§ **PROBLEM DESCRIPTION**: Give the listing again character for character, but drop the images.

§ **Extracted records**:
·····
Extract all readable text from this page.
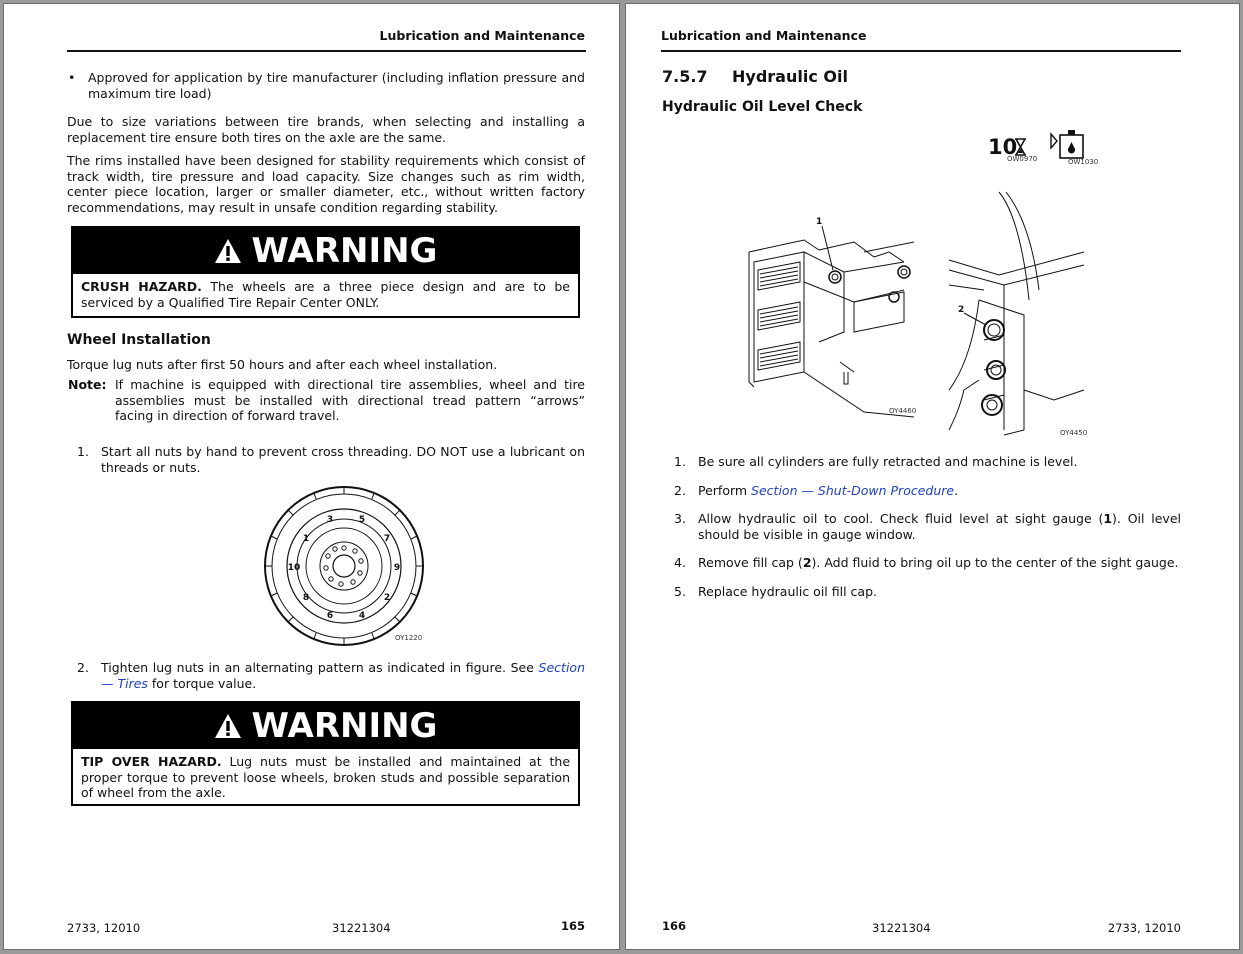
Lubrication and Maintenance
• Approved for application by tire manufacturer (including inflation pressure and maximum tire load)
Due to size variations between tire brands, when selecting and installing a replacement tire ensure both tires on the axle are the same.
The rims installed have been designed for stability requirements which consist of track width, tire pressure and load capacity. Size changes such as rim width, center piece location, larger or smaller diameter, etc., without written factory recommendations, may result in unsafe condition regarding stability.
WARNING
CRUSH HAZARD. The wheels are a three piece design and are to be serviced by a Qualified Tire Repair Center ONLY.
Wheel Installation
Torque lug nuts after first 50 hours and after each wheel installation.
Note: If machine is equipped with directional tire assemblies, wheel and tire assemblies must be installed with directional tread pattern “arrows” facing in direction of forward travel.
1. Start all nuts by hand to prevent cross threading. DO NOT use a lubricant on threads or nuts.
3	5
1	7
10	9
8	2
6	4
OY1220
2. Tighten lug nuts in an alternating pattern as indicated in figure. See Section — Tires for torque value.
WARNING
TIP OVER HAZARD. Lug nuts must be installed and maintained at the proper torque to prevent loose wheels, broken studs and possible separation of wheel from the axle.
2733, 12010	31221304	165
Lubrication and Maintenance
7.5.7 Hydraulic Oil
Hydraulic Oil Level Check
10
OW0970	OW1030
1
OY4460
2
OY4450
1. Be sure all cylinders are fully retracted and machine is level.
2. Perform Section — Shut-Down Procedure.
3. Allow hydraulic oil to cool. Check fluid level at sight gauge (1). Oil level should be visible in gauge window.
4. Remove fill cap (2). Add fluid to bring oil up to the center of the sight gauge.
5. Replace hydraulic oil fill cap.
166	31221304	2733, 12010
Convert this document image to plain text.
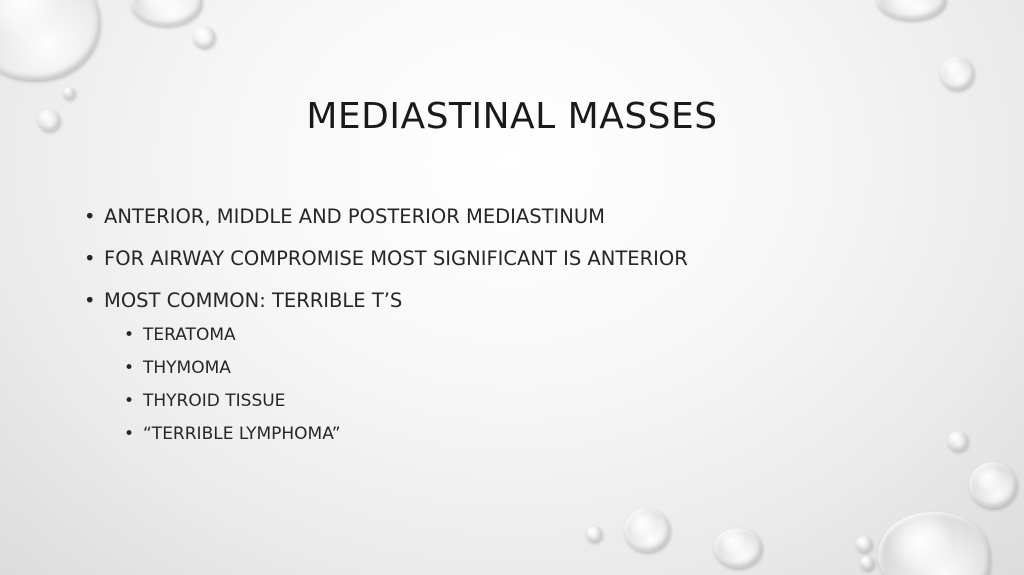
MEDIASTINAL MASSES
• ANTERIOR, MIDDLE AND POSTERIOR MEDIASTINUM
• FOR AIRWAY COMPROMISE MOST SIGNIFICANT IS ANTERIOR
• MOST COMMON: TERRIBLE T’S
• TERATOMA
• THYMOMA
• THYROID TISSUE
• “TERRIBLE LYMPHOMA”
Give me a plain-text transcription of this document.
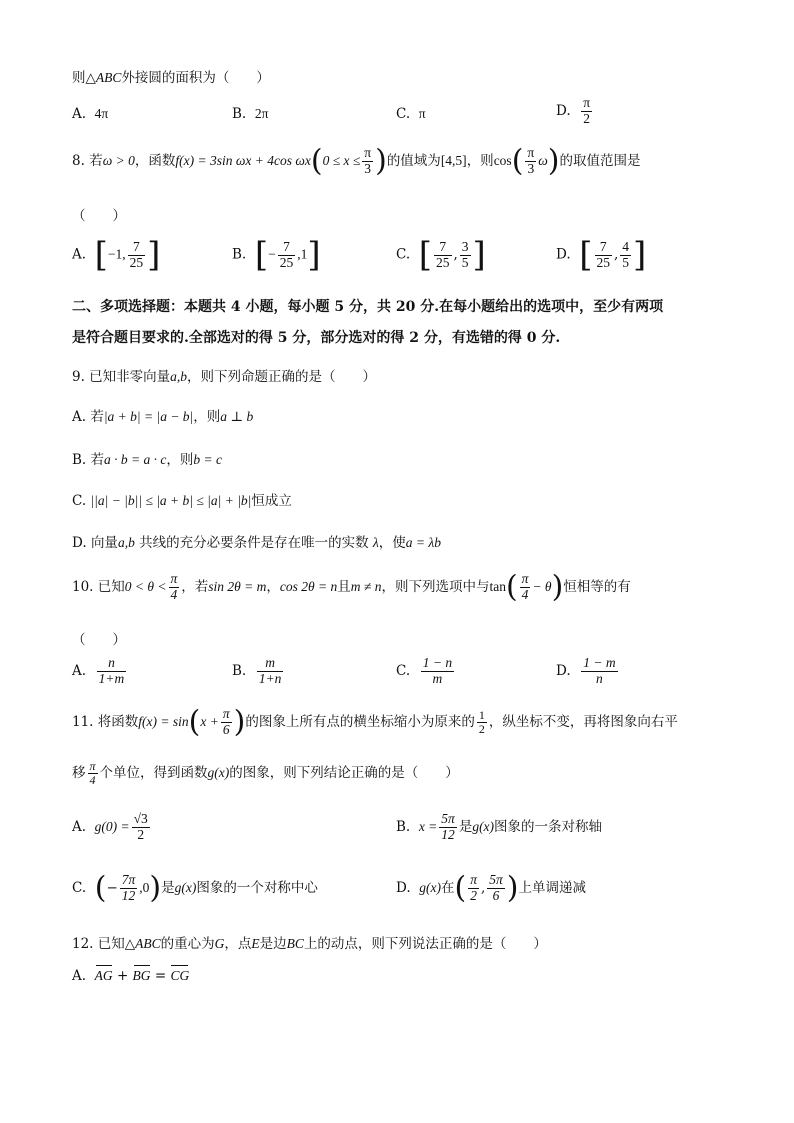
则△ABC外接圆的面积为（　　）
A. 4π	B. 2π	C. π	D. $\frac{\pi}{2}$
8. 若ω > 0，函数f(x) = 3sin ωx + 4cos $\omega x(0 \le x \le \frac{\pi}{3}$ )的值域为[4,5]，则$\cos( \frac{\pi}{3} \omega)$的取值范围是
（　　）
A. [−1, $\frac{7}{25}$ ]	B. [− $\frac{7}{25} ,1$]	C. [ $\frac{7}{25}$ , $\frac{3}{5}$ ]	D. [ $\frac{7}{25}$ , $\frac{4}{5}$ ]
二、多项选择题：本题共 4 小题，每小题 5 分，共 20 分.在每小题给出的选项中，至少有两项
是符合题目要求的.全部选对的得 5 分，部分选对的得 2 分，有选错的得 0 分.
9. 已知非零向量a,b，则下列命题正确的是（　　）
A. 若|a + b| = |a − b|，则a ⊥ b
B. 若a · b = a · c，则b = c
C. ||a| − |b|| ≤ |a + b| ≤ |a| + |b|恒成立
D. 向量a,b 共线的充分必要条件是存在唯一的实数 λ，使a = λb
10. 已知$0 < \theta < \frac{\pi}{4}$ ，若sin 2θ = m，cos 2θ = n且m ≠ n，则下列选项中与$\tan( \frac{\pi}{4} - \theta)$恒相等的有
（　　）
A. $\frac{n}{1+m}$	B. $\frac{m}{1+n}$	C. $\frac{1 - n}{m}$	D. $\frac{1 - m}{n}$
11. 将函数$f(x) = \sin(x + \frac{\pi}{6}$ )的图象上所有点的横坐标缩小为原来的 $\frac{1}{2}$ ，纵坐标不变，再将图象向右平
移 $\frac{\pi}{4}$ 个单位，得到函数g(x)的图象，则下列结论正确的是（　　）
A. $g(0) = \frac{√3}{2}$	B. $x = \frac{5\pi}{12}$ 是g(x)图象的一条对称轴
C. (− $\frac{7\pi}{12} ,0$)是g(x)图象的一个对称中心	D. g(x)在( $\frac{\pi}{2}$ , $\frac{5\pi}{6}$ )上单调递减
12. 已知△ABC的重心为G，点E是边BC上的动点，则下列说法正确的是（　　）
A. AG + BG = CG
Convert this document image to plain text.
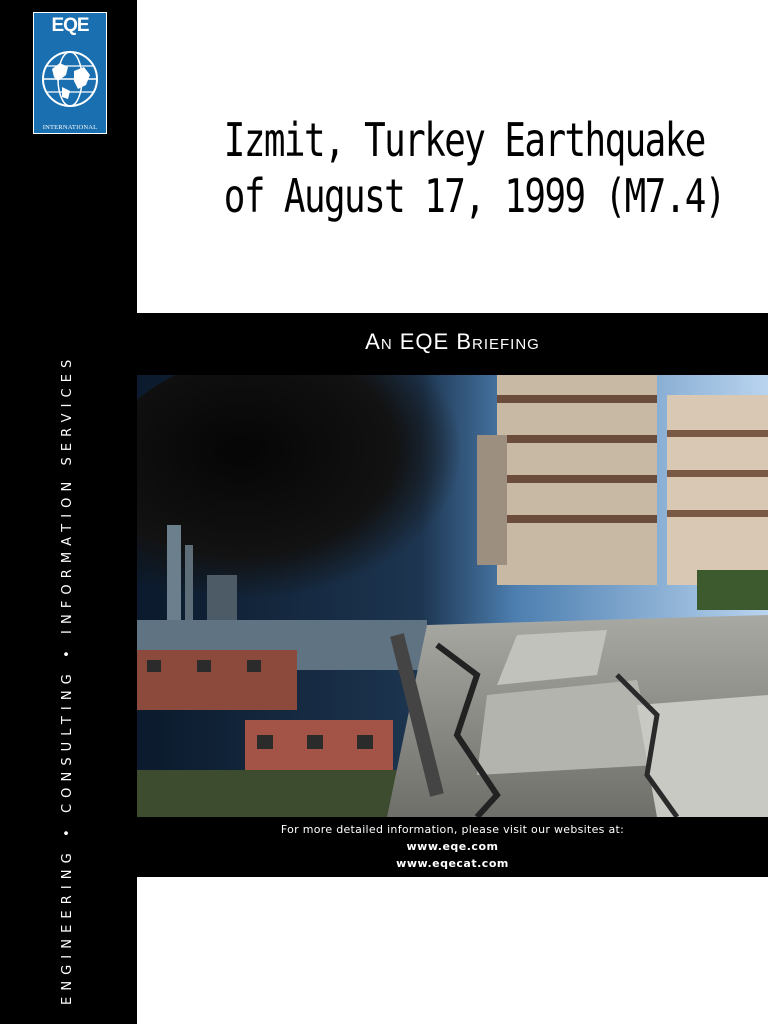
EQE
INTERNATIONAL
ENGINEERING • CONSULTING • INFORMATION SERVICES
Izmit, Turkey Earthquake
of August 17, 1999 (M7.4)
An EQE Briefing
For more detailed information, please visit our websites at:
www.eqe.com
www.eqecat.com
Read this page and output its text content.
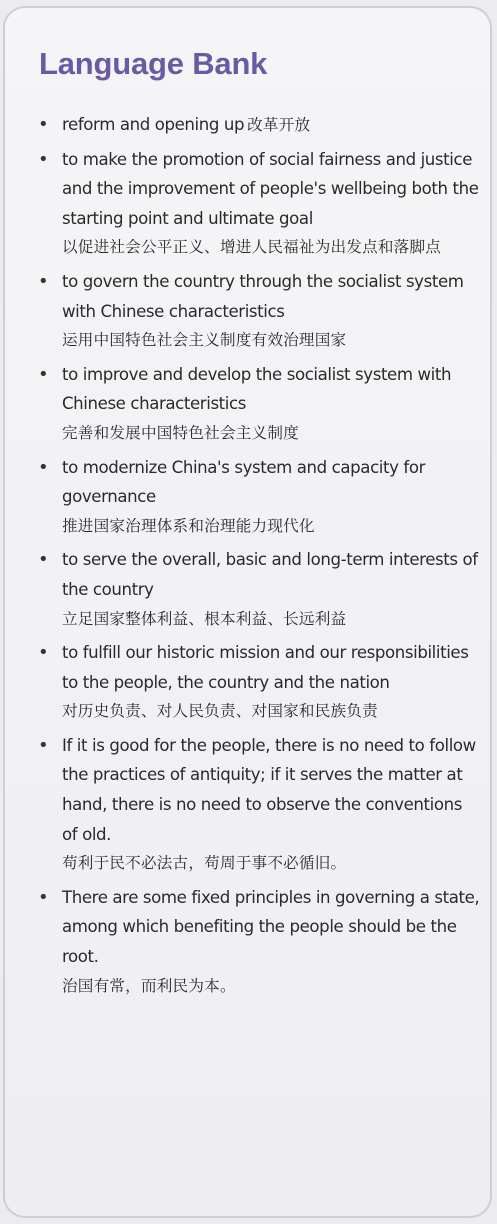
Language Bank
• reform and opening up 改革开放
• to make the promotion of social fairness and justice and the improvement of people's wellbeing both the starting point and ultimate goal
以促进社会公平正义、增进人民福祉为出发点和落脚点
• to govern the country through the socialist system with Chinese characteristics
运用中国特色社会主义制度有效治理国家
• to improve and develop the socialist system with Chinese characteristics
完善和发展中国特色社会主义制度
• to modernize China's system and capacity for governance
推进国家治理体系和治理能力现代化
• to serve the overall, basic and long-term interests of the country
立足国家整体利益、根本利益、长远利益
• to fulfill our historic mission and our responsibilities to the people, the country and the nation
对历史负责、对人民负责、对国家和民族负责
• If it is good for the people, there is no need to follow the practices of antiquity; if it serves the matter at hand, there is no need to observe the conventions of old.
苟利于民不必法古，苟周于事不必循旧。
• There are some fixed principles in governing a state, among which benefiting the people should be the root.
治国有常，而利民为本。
·····
§ **THE REPLY**:
Extract all readable text from this page.
Lubrication and Maintenance
• Approved for application by tire manufacturer (including inflation pressure and maximum tire load)
Due to size variations between tire brands, when selecting and installing a replacement tire ensure both tires on the axle are the same.
The rims installed have been designed for stability requirements which consist of track width, tire pressure and load capacity. Size changes such as rim width, center piece location, larger or smaller diameter, etc., without written factory recommendations, may result in unsafe condition regarding stability.
WARNING
CRUSH HAZARD. The wheels are a three piece design and are to be serviced by a Qualified Tire Repair Center ONLY.
Wheel Installation
Torque lug nuts after first 50 hours and after each wheel installation.
Note: If machine is equipped with directional tire assemblies, wheel and tire assemblies must be installed with directional tread pattern “arrows” facing in direction of forward travel.
1. Start all nuts by hand to prevent cross threading. DO NOT use a lubricant on threads or nuts.
3	5
1	7
10	9
8	2
6	4
OY1220
2. Tighten lug nuts in an alternating pattern as indicated in figure. See Section — Tires for torque value.
WARNING
TIP OVER HAZARD. Lug nuts must be installed and maintained at the proper torque to prevent loose wheels, broken studs and possible separation of wheel from the axle.
2733, 12010	31221304	165
Lubrication and Maintenance
7.5.7 Hydraulic Oil
Hydraulic Oil Level Check
10
OW0970	OW1030
1
OY4460
2
OY4450
1. Be sure all cylinders are fully retracted and machine is level.
2. Perform Section — Shut-Down Procedure.
3. Allow hydraulic oil to cool. Check fluid level at sight gauge (1). Oil level should be visible in gauge window.
4. Remove fill cap (2). Add fluid to bring oil up to the center of the sight gauge.
5. Replace hydraulic oil fill cap.
166	31221304	2733, 12010
Convert this document image to plain text.
MEDIASTINAL MASSES
• ANTERIOR, MIDDLE AND POSTERIOR MEDIASTINUM
• FOR AIRWAY COMPROMISE MOST SIGNIFICANT IS ANTERIOR
• MOST COMMON: TERRIBLE T’S
• TERATOMA
• THYMOMA
• THYROID TISSUE
• “TERRIBLE LYMPHOMA”
Give me a plain-text transcription of this document.
则△ABC外接圆的面积为（　　）
A. 4π	B. 2π	C. π	D. $\frac{\pi}{2}$
8. 若ω > 0，函数f(x) = 3sin ωx + 4cos $\omega x(0 \le x \le \frac{\pi}{3}$ )的值域为[4,5]，则$\cos( \frac{\pi}{3} \omega)$的取值范围是
（　　）
A. [−1, $\frac{7}{25}$ ]	B. [− $\frac{7}{25} ,1$]	C. [ $\frac{7}{25}$ , $\frac{3}{5}$ ]	D. [ $\frac{7}{25}$ , $\frac{4}{5}$ ]
二、多项选择题：本题共 4 小题，每小题 5 分，共 20 分.在每小题给出的选项中，至少有两项
是符合题目要求的.全部选对的得 5 分，部分选对的得 2 分，有选错的得 0 分.
9. 已知非零向量a,b，则下列命题正确的是（　　）
A. 若|a + b| = |a − b|，则a ⊥ b
B. 若a · b = a · c，则b = c
C. ||a| − |b|| ≤ |a + b| ≤ |a| + |b|恒成立
D. 向量a,b 共线的充分必要条件是存在唯一的实数 λ，使a = λb
10. 已知$0 < \theta < \frac{\pi}{4}$ ，若sin 2θ = m，cos 2θ = n且m ≠ n，则下列选项中与$\tan( \frac{\pi}{4} - \theta)$恒相等的有
（　　）
A. $\frac{n}{1+m}$	B. $\frac{m}{1+n}$	C. $\frac{1 - n}{m}$	D. $\frac{1 - m}{n}$
11. 将函数$f(x) = \sin(x + \frac{\pi}{6}$ )的图象上所有点的横坐标缩小为原来的 $\frac{1}{2}$ ，纵坐标不变，再将图象向右平
移 $\frac{\pi}{4}$ 个单位，得到函数g(x)的图象，则下列结论正确的是（　　）
A. $g(0) = \frac{√3}{2}$	B. $x = \frac{5\pi}{12}$ 是g(x)图象的一条对称轴
C. (− $\frac{7\pi}{12} ,0$)是g(x)图象的一个对称中心	D. g(x)在( $\frac{\pi}{2}$ , $\frac{5\pi}{6}$ )上单调递减
12. 已知△ABC的重心为G，点E是边BC上的动点，则下列说法正确的是（　　）
A. AG + BG = CG
Convert this document image to plain text.
EQE
INTERNATIONAL
ENGINEERING • CONSULTING • INFORMATION SERVICES
Izmit, Turkey Earthquake
of August 17, 1999 (M7.4)
An EQE Briefing
For more detailed information, please visit our websites at:
www.eqe.com
www.eqecat.com
Read this page and output its text content.
Language Bank
• reform and opening up 改革开放
• to make the promotion of social fairness and justice and the improvement of people's wellbeing both the starting point and ultimate goal
以促进社会公平正义、增进人民福祉为出发点和落脚点
• to govern the country through the socialist system with Chinese characteristics
运用中国特色社会主义制度有效治理国家
• to improve and develop the socialist system with Chinese characteristics
完善和发展中国特色社会主义制度
• to modernize China's system and capacity for governance
推进国家治理体系和治理能力现代化
• to serve the overall, basic and long-term interests of the country
立足国家整体利益、根本利益、长远利益
• to fulfill our historic mission and our responsibilities to the people, the country and the nation
对历史负责、对人民负责、对国家和民族负责
• If it is good for the people, there is no need to follow the practices of antiquity; if it serves the matter at hand, there is no need to observe the conventions of old.
苟利于民不必法古，苟周于事不必循旧。
• There are some fixed principles in governing a state, among which benefiting the people should be the root.
治国有常，而利民为本。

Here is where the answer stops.